Stated problem: Please pull out every line that includes the string "Vegan".

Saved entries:
——

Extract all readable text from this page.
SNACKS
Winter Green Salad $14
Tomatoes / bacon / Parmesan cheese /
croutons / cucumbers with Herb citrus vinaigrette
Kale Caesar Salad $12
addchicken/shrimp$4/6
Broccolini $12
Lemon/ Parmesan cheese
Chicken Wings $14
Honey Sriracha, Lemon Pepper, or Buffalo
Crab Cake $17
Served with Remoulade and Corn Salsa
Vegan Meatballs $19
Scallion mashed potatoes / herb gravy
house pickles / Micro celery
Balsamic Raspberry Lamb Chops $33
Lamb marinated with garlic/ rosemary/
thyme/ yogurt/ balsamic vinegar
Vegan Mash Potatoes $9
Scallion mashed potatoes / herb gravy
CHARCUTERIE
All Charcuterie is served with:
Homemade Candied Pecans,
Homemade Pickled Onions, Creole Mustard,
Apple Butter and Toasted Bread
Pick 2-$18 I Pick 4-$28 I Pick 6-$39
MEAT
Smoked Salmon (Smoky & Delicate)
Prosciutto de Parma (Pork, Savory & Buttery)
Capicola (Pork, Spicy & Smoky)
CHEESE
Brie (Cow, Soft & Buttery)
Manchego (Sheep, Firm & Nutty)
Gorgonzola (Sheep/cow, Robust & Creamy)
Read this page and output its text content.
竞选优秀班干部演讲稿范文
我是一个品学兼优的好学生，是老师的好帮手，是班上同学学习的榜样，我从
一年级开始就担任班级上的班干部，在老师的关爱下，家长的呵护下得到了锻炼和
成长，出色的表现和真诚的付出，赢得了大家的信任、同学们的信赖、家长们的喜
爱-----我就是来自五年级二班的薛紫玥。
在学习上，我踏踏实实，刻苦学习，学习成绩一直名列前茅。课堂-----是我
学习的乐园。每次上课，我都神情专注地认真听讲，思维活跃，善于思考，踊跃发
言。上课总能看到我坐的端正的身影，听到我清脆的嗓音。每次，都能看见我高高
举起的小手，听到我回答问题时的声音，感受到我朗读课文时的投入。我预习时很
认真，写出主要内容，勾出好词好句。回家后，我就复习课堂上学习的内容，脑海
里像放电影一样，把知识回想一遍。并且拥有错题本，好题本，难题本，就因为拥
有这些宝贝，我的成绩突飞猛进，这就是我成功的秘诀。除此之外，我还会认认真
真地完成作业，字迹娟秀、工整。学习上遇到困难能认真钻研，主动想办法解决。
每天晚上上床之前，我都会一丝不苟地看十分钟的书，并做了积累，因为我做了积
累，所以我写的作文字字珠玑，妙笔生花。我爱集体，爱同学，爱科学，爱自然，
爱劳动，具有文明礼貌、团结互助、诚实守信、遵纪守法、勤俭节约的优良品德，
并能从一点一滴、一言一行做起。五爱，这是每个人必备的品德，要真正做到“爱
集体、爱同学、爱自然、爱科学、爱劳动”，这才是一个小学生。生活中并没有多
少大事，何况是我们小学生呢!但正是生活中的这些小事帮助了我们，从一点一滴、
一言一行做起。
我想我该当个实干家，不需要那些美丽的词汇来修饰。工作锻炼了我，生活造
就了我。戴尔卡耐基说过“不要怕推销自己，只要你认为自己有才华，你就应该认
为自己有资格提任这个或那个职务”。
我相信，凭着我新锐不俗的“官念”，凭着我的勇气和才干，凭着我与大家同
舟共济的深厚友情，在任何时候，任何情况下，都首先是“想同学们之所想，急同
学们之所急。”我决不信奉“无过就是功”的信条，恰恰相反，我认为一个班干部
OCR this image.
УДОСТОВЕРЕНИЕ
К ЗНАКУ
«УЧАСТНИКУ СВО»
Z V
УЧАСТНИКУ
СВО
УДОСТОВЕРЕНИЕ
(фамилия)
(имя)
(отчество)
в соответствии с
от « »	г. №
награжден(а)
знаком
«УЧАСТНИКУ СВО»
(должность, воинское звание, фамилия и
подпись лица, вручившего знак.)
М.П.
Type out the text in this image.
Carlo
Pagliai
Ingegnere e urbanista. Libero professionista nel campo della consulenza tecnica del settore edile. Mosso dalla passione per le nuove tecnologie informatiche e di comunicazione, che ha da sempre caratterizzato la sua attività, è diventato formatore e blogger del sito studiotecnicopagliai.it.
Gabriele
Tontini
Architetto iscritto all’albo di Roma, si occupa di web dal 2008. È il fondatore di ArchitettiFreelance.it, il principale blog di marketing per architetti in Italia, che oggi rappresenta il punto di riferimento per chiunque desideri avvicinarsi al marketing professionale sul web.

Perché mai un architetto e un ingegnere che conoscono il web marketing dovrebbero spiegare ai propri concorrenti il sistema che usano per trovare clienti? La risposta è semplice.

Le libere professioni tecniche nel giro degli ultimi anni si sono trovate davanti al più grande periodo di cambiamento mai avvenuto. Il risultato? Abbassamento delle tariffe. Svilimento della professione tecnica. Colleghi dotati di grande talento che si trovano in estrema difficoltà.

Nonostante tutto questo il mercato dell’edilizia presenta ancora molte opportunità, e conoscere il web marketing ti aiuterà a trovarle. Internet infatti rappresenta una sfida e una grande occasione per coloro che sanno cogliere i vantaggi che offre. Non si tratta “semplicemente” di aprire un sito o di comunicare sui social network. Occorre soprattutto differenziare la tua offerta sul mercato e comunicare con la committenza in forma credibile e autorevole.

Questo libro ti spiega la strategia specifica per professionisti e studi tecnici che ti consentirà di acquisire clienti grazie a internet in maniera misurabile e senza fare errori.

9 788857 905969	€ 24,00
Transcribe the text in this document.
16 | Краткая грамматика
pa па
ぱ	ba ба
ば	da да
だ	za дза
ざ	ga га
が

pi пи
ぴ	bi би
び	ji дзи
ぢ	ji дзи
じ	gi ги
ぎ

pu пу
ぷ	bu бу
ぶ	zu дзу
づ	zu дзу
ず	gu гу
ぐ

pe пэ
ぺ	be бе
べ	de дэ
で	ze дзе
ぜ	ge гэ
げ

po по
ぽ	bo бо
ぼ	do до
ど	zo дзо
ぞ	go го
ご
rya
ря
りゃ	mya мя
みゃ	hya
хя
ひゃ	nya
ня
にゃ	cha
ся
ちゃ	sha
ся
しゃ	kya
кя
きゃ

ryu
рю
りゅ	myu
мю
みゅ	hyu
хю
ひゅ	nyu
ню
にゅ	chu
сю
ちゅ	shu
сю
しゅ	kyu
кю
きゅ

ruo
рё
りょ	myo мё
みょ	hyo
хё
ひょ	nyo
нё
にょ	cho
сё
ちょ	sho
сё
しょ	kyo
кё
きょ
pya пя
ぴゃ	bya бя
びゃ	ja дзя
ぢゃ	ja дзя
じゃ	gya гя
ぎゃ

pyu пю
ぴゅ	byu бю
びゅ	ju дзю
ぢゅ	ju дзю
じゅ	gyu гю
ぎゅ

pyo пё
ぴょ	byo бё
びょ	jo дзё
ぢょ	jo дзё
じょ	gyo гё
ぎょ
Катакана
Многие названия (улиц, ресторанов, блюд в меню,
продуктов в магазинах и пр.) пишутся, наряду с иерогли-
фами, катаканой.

——

Answer:
Vegan Meatballs $19
Vegan Mash Potatoes $9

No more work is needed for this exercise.